* _Task description_:
Write out all of the records precisely. Skip anything that is a picture.

* _Given data_:
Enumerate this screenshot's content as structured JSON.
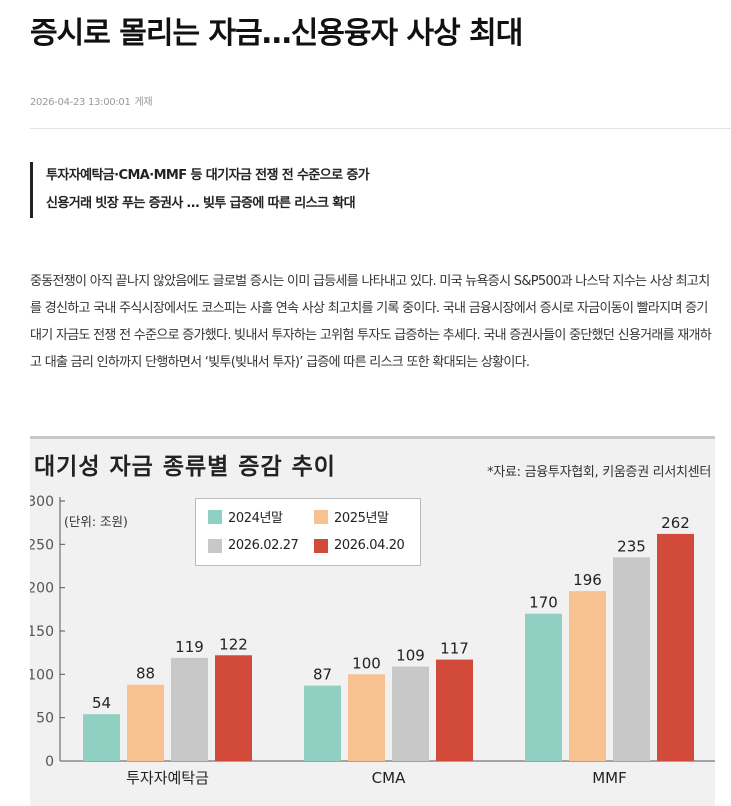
{
  "article": {
    "headline": "증시로 몰리는 자금…신용융자 사상 최대",
    "date": "2026-04-23 13:00:01",
    "date_suffix": "게재",
    "summary": [
      "투자자예탁금·CMA·MMF 등 대기자금 전쟁 전 수준으로 증가",
      "신용거래 빗장 푸는 증권사 … 빚투 급증에 따른 리스크 확대"
    ],
    "body": "중동전쟁이 아직 끝나지 않았음에도 글로벌 증시는 이미 급등세를 나타내고 있다. 미국 뉴욕증시 S&P500과 나스닥 지수는 사상 최고치를 경신하고 국내 주식시장에서도 코스피는 사흘 연속 사상 최고치를 기록 중이다. 국내 금융시장에서 증시로 자금이동이 빨라지며 증기 대기 자금도 전쟁 전 수준으로 증가했다. 빚내서 투자하는 고위험 투자도 급증하는 추세다. 국내 증권사들이 중단했던 신용거래를 재개하고 대출 금리 인하까지 단행하면서 ‘빚투(빚내서 투자)’ 급증에 따른 리스크 또한 확대되는 상황이다."
  },
  "chart_data": {
    "type": "bar",
    "title": "대기성 자금 종류별 증감 추이",
    "source": "*자료: 금융투자협회, 키움증권 리서치센터",
    "unit": "(단위: 조원)",
    "categories": [
      "투자자예탁금",
      "CMA",
      "MMF"
    ],
    "series": [
      {
        "name": "2024년말",
        "color": "#8fd0c3",
        "values": [
          54,
          87,
          170
        ]
      },
      {
        "name": "2025년말",
        "color": "#f7c28f",
        "values": [
          88,
          100,
          196
        ]
      },
      {
        "name": "2026.02.27",
        "color": "#c8c8c8",
        "values": [
          119,
          109,
          235
        ]
      },
      {
        "name": "2026.04.20",
        "color": "#d24a3a",
        "values": [
          122,
          117,
          262
        ]
      }
    ],
    "ylim": [
      0,
      300
    ],
    "yticks": [
      0,
      50,
      100,
      150,
      200,
      250,
      300
    ],
    "grid": false,
    "legend_position": "top-left"
  }
}
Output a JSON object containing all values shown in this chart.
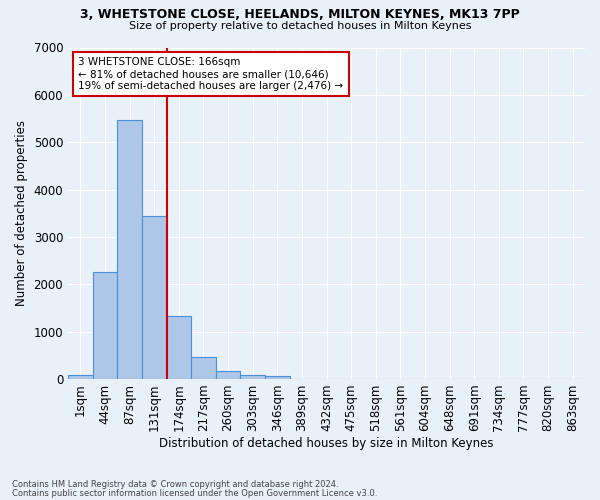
{
  "title_line1": "3, WHETSTONE CLOSE, HEELANDS, MILTON KEYNES, MK13 7PP",
  "title_line2": "Size of property relative to detached houses in Milton Keynes",
  "xlabel": "Distribution of detached houses by size in Milton Keynes",
  "ylabel": "Number of detached properties",
  "footnote1": "Contains HM Land Registry data © Crown copyright and database right 2024.",
  "footnote2": "Contains public sector information licensed under the Open Government Licence v3.0.",
  "bar_labels": [
    "1sqm",
    "44sqm",
    "87sqm",
    "131sqm",
    "174sqm",
    "217sqm",
    "260sqm",
    "303sqm",
    "346sqm",
    "389sqm",
    "432sqm",
    "475sqm",
    "518sqm",
    "561sqm",
    "604sqm",
    "648sqm",
    "691sqm",
    "734sqm",
    "777sqm",
    "820sqm",
    "863sqm"
  ],
  "bar_values": [
    75,
    2260,
    5470,
    3450,
    1330,
    460,
    175,
    80,
    55,
    0,
    0,
    0,
    0,
    0,
    0,
    0,
    0,
    0,
    0,
    0,
    0
  ],
  "bar_color": "#aec6e8",
  "bar_edge_color": "#4a90d9",
  "property_line_bin": 3.5,
  "annotation_text": "3 WHETSTONE CLOSE: 166sqm\n← 81% of detached houses are smaller (10,646)\n19% of semi-detached houses are larger (2,476) →",
  "annotation_box_color": "#ffffff",
  "annotation_box_edge": "#cc0000",
  "vline_color": "#cc0000",
  "ylim": [
    0,
    7000
  ],
  "yticks": [
    0,
    1000,
    2000,
    3000,
    4000,
    5000,
    6000,
    7000
  ],
  "bg_color": "#e8f0f8",
  "plot_bg_color": "#e8f0f8",
  "grid_color": "#ffffff"
}
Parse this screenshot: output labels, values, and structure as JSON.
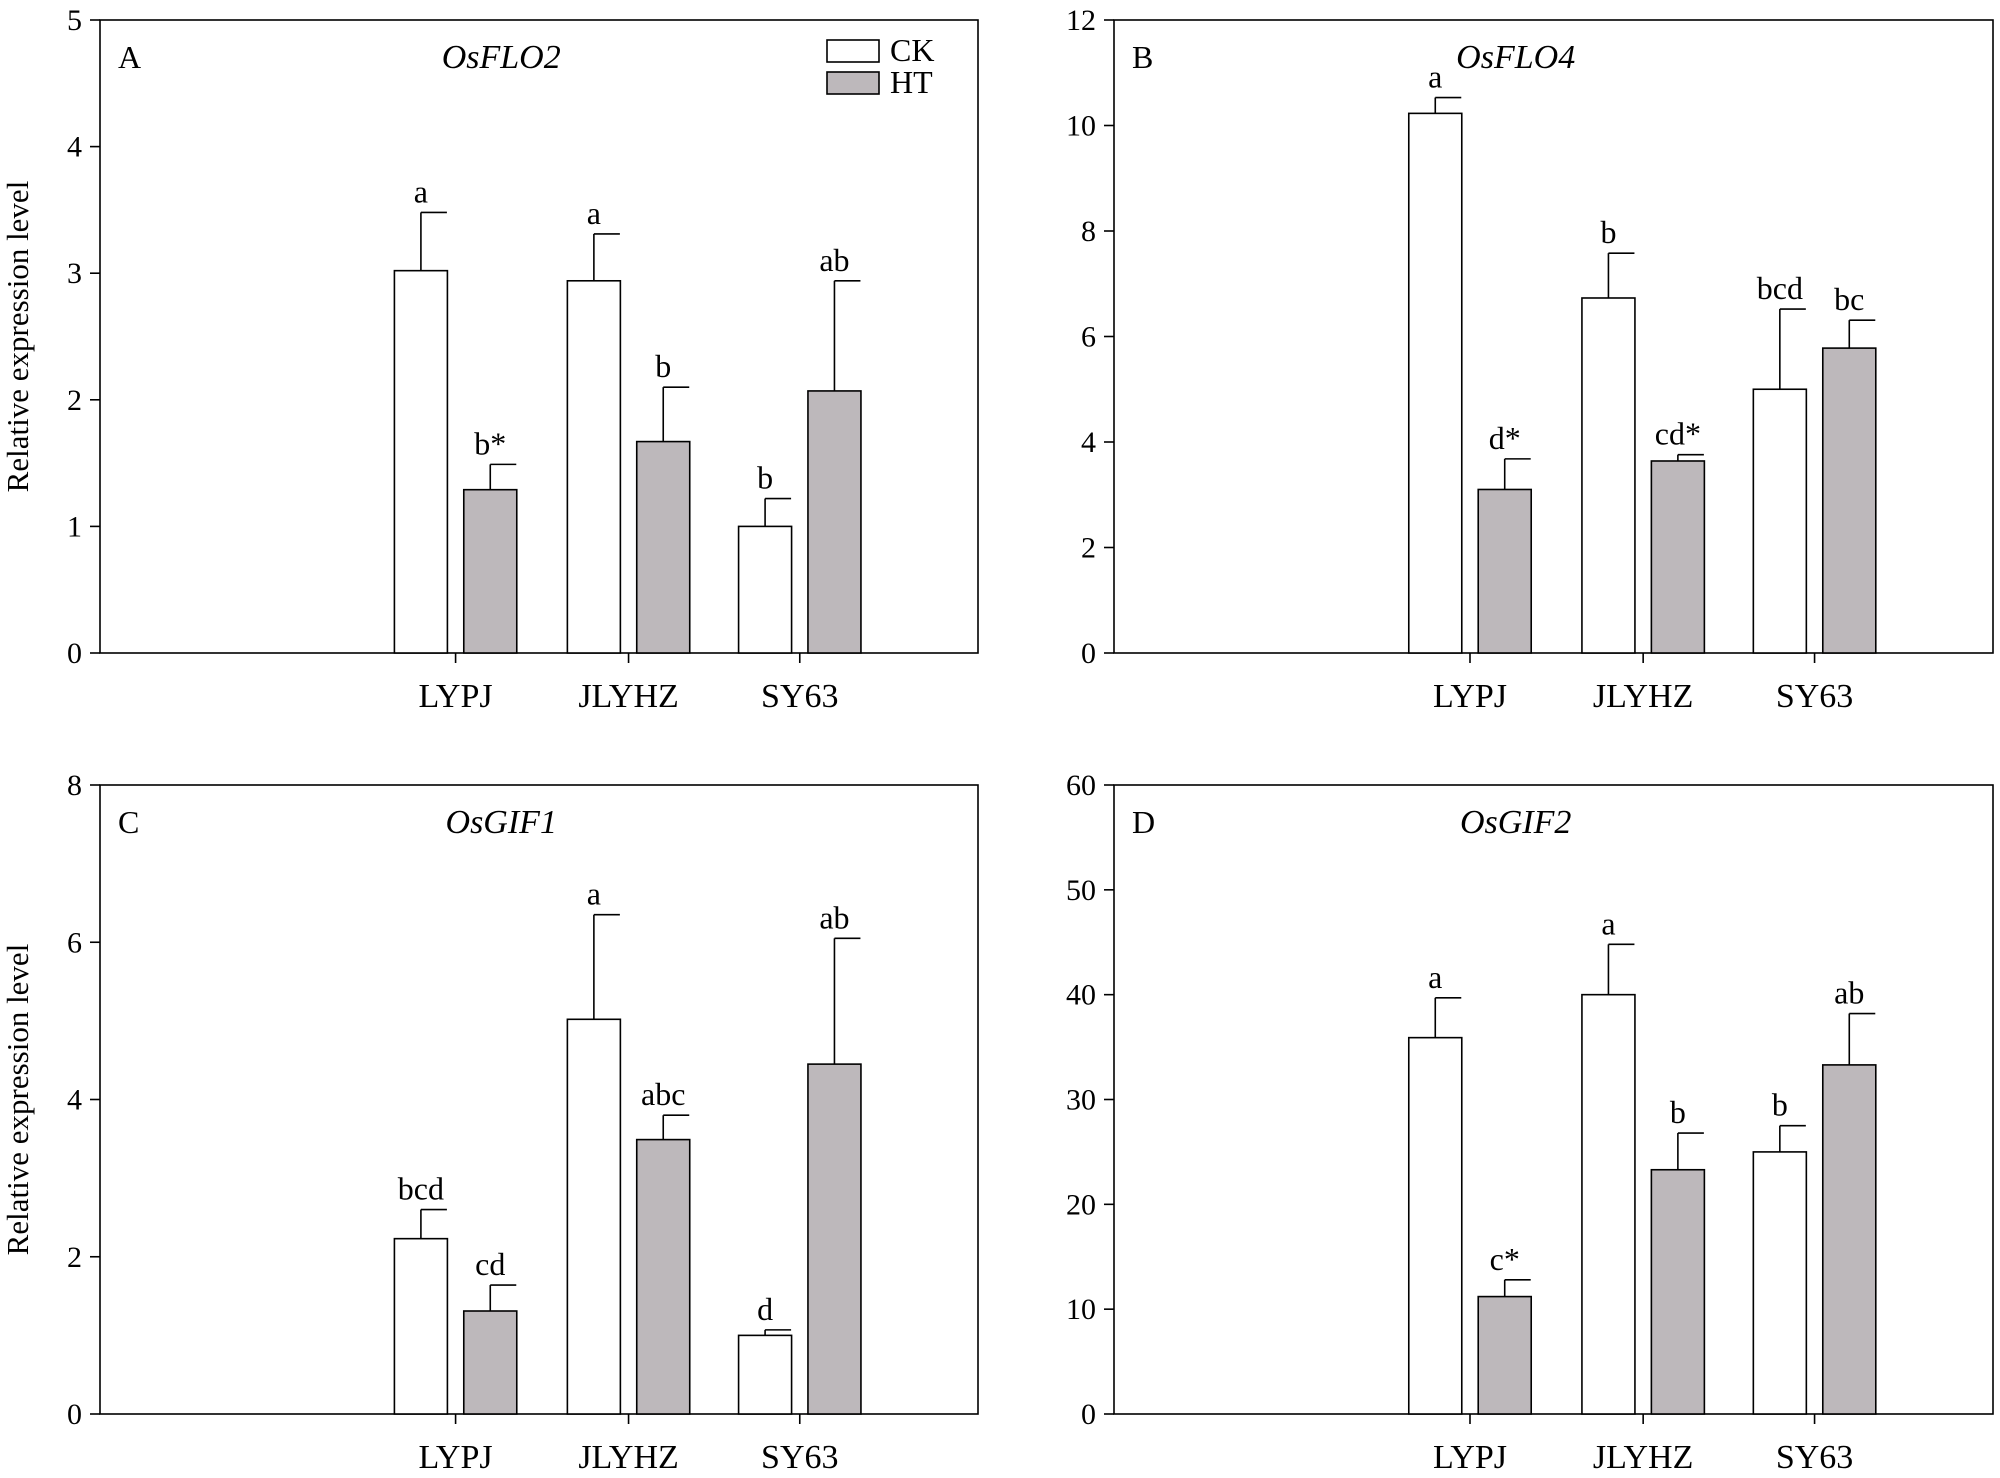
{
  "legend": [
    {
      "name": "CK",
      "color": "#ffffff"
    },
    {
      "name": "HT",
      "color": "#bdb8bb"
    }
  ],
  "chart_data": [
    {
      "type": "bar",
      "panel": "A",
      "title": "OsFLO2",
      "ylabel": "Relative expression level",
      "xlabel": "",
      "categories": [
        "LYPJ",
        "JLYHZ",
        "SY63"
      ],
      "ylim": [
        0,
        5
      ],
      "yticks": [
        0,
        1,
        2,
        3,
        4,
        5
      ],
      "series": [
        {
          "name": "CK",
          "color": "#ffffff",
          "values": [
            3.02,
            2.94,
            1.0
          ],
          "errors": [
            0.46,
            0.37,
            0.22
          ],
          "labels": [
            "a",
            "a",
            "b"
          ]
        },
        {
          "name": "HT",
          "color": "#bdb8bb",
          "values": [
            1.29,
            1.67,
            2.07
          ],
          "errors": [
            0.2,
            0.43,
            0.87
          ],
          "labels": [
            "b*",
            "b",
            "ab"
          ]
        }
      ]
    },
    {
      "type": "bar",
      "panel": "B",
      "title": "OsFLO4",
      "ylabel": "",
      "xlabel": "",
      "categories": [
        "LYPJ",
        "JLYHZ",
        "SY63"
      ],
      "ylim": [
        0,
        12
      ],
      "yticks": [
        0,
        2,
        4,
        6,
        8,
        10,
        12
      ],
      "series": [
        {
          "name": "CK",
          "color": "#ffffff",
          "values": [
            10.23,
            6.73,
            5.0
          ],
          "errors": [
            0.3,
            0.85,
            1.52
          ],
          "labels": [
            "a",
            "b",
            "bcd"
          ]
        },
        {
          "name": "HT",
          "color": "#bdb8bb",
          "values": [
            3.1,
            3.64,
            5.78
          ],
          "errors": [
            0.58,
            0.12,
            0.53
          ],
          "labels": [
            "d*",
            "cd*",
            "bc"
          ]
        }
      ]
    },
    {
      "type": "bar",
      "panel": "C",
      "title": "OsGIF1",
      "ylabel": "Relative expression level",
      "xlabel": "",
      "categories": [
        "LYPJ",
        "JLYHZ",
        "SY63"
      ],
      "ylim": [
        0,
        8
      ],
      "yticks": [
        0,
        2,
        4,
        6,
        8
      ],
      "series": [
        {
          "name": "CK",
          "color": "#ffffff",
          "values": [
            2.23,
            5.02,
            1.0
          ],
          "errors": [
            0.37,
            1.33,
            0.07
          ],
          "labels": [
            "bcd",
            "a",
            "d"
          ]
        },
        {
          "name": "HT",
          "color": "#bdb8bb",
          "values": [
            1.31,
            3.49,
            4.45
          ],
          "errors": [
            0.33,
            0.31,
            1.6
          ],
          "labels": [
            "cd",
            "abc",
            "ab"
          ]
        }
      ]
    },
    {
      "type": "bar",
      "panel": "D",
      "title": "OsGIF2",
      "ylabel": "",
      "xlabel": "",
      "categories": [
        "LYPJ",
        "JLYHZ",
        "SY63"
      ],
      "ylim": [
        0,
        60
      ],
      "yticks": [
        0,
        10,
        20,
        30,
        40,
        50,
        60
      ],
      "series": [
        {
          "name": "CK",
          "color": "#ffffff",
          "values": [
            35.9,
            40.0,
            25.0
          ],
          "errors": [
            3.8,
            4.8,
            2.5
          ],
          "labels": [
            "a",
            "a",
            "b"
          ]
        },
        {
          "name": "HT",
          "color": "#bdb8bb",
          "values": [
            11.2,
            23.3,
            33.3
          ],
          "errors": [
            1.6,
            3.5,
            4.9
          ],
          "labels": [
            "c*",
            "b",
            "ab"
          ]
        }
      ]
    }
  ]
}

* _Solved problem_:
Enumerate this screenshot's content as structured JSON.
{
  "article": {
    "headline": "증시로 몰리는 자금…신용융자 사상 최대",
    "date": "2026-04-23 13:00:01",
    "date_suffix": "게재",
    "summary": [
      "투자자예탁금·CMA·MMF 등 대기자금 전쟁 전 수준으로 증가",
      "신용거래 빗장 푸는 증권사 … 빚투 급증에 따른 리스크 확대"
    ],
    "body": "중동전쟁이 아직 끝나지 않았음에도 글로벌 증시는 이미 급등세를 나타내고 있다. 미국 뉴욕증시 S&P500과 나스닥 지수는 사상 최고치를 경신하고 국내 주식시장에서도 코스피는 사흘 연속 사상 최고치를 기록 중이다. 국내 금융시장에서 증시로 자금이동이 빨라지며 증기 대기 자금도 전쟁 전 수준으로 증가했다. 빚내서 투자하는 고위험 투자도 급증하는 추세다. 국내 증권사들이 중단했던 신용거래를 재개하고 대출 금리 인하까지 단행하면서 ‘빚투(빚내서 투자)’ 급증에 따른 리스크 또한 확대되는 상황이다."
  },
  "chart_data": {
    "type": "bar",
    "title": "대기성 자금 종류별 증감 추이",
    "source": "*자료: 금융투자협회, 키움증권 리서치센터",
    "unit": "(단위: 조원)",
    "categories": [
      "투자자예탁금",
      "CMA",
      "MMF"
    ],
    "series": [
      {
        "name": "2024년말",
        "color": "#8fd0c3",
        "values": [
          54,
          87,
          170
        ]
      },
      {
        "name": "2025년말",
        "color": "#f7c28f",
        "values": [
          88,
          100,
          196
        ]
      },
      {
        "name": "2026.02.27",
        "color": "#c8c8c8",
        "values": [
          119,
          109,
          235
        ]
      },
      {
        "name": "2026.04.20",
        "color": "#d24a3a",
        "values": [
          122,
          117,
          262
        ]
      }
    ],
    "ylim": [
      0,
      300
    ],
    "yticks": [
      0,
      50,
      100,
      150,
      200,
      250,
      300
    ],
    "grid": false,
    "legend_position": "top-left"
  }
}
Output a JSON object containing all values shown in this chart.
{
  "title_line1": "3, WHETSTONE CLOSE, HEELANDS, MILTON KEYNES, MK13 7PP",
  "title_line2": "Size of property relative to detached houses in Milton Keynes",
  "xlabel": "Distribution of detached houses by size in Milton Keynes",
  "ylabel": "Number of detached properties",
  "footnote1": "Contains HM Land Registry data © Crown copyright and database right 2024.",
  "footnote2": "Contains public sector information licensed under the Open Government Licence v3.0.",
  "bar_labels": [
    "1sqm",
    "44sqm",
    "87sqm",
    "131sqm",
    "174sqm",
    "217sqm",
    "260sqm",
    "303sqm",
    "346sqm",
    "389sqm",
    "432sqm",
    "475sqm",
    "518sqm",
    "561sqm",
    "604sqm",
    "648sqm",
    "691sqm",
    "734sqm",
    "777sqm",
    "820sqm",
    "863sqm"
  ],
  "bar_values": [
    75,
    2260,
    5470,
    3450,
    1330,
    460,
    175,
    80,
    55,
    0,
    0,
    0,
    0,
    0,
    0,
    0,
    0,
    0,
    0,
    0,
    0
  ],
  "bar_color": "#aec6e8",
  "bar_edge_color": "#4a90d9",
  "property_line_bin": 3.5,
  "annotation_text": "3 WHETSTONE CLOSE: 166sqm\n← 81% of detached houses are smaller (10,646)\n19% of semi-detached houses are larger (2,476) →",
  "annotation_box_color": "#ffffff",
  "annotation_box_edge": "#cc0000",
  "vline_color": "#cc0000",
  "ylim": [
    0,
    7000
  ],
  "yticks": [
    0,
    1000,
    2000,
    3000,
    4000,
    5000,
    6000,
    7000
  ],
  "bg_color": "#e8f0f8",
  "plot_bg_color": "#e8f0f8",
  "grid_color": "#ffffff"
}
Parse this screenshot: output labels, values, and structure as JSON.
{
  "legend": [
    {
      "name": "CK",
      "color": "#ffffff"
    },
    {
      "name": "HT",
      "color": "#bdb8bb"
    }
  ],
  "chart_data": [
    {
      "type": "bar",
      "panel": "A",
      "title": "OsFLO2",
      "ylabel": "Relative expression level",
      "xlabel": "",
      "categories": [
        "LYPJ",
        "JLYHZ",
        "SY63"
      ],
      "ylim": [
        0,
        5
      ],
      "yticks": [
        0,
        1,
        2,
        3,
        4,
        5
      ],
      "series": [
        {
          "name": "CK",
          "color": "#ffffff",
          "values": [
            3.02,
            2.94,
            1.0
          ],
          "errors": [
            0.46,
            0.37,
            0.22
          ],
          "labels": [
            "a",
            "a",
            "b"
          ]
        },
        {
          "name": "HT",
          "color": "#bdb8bb",
          "values": [
            1.29,
            1.67,
            2.07
          ],
          "errors": [
            0.2,
            0.43,
            0.87
          ],
          "labels": [
            "b*",
            "b",
            "ab"
          ]
        }
      ]
    },
    {
      "type": "bar",
      "panel": "B",
      "title": "OsFLO4",
      "ylabel": "",
      "xlabel": "",
      "categories": [
        "LYPJ",
        "JLYHZ",
        "SY63"
      ],
      "ylim": [
        0,
        12
      ],
      "yticks": [
        0,
        2,
        4,
        6,
        8,
        10,
        12
      ],
      "series": [
        {
          "name": "CK",
          "color": "#ffffff",
          "values": [
            10.23,
            6.73,
            5.0
          ],
          "errors": [
            0.3,
            0.85,
            1.52
          ],
          "labels": [
            "a",
            "b",
            "bcd"
          ]
        },
        {
          "name": "HT",
          "color": "#bdb8bb",
          "values": [
            3.1,
            3.64,
            5.78
          ],
          "errors": [
            0.58,
            0.12,
            0.53
          ],
          "labels": [
            "d*",
            "cd*",
            "bc"
          ]
        }
      ]
    },
    {
      "type": "bar",
      "panel": "C",
      "title": "OsGIF1",
      "ylabel": "Relative expression level",
      "xlabel": "",
      "categories": [
        "LYPJ",
        "JLYHZ",
        "SY63"
      ],
      "ylim": [
        0,
        8
      ],
      "yticks": [
        0,
        2,
        4,
        6,
        8
      ],
      "series": [
        {
          "name": "CK",
          "color": "#ffffff",
          "values": [
            2.23,
            5.02,
            1.0
          ],
          "errors": [
            0.37,
            1.33,
            0.07
          ],
          "labels": [
            "bcd",
            "a",
            "d"
          ]
        },
        {
          "name": "HT",
          "color": "#bdb8bb",
          "values": [
            1.31,
            3.49,
            4.45
          ],
          "errors": [
            0.33,
            0.31,
            1.6
          ],
          "labels": [
            "cd",
            "abc",
            "ab"
          ]
        }
      ]
    },
    {
      "type": "bar",
      "panel": "D",
      "title": "OsGIF2",
      "ylabel": "",
      "xlabel": "",
      "categories": [
        "LYPJ",
        "JLYHZ",
        "SY63"
      ],
      "ylim": [
        0,
        60
      ],
      "yticks": [
        0,
        10,
        20,
        30,
        40,
        50,
        60
      ],
      "series": [
        {
          "name": "CK",
          "color": "#ffffff",
          "values": [
            35.9,
            40.0,
            25.0
          ],
          "errors": [
            3.8,
            4.8,
            2.5
          ],
          "labels": [
            "a",
            "a",
            "b"
          ]
        },
        {
          "name": "HT",
          "color": "#bdb8bb",
          "values": [
            11.2,
            23.3,
            33.3
          ],
          "errors": [
            1.6,
            3.5,
            4.9
          ],
          "labels": [
            "c*",
            "b",
            "ab"
          ]
        }
      ]
    }
  ]
}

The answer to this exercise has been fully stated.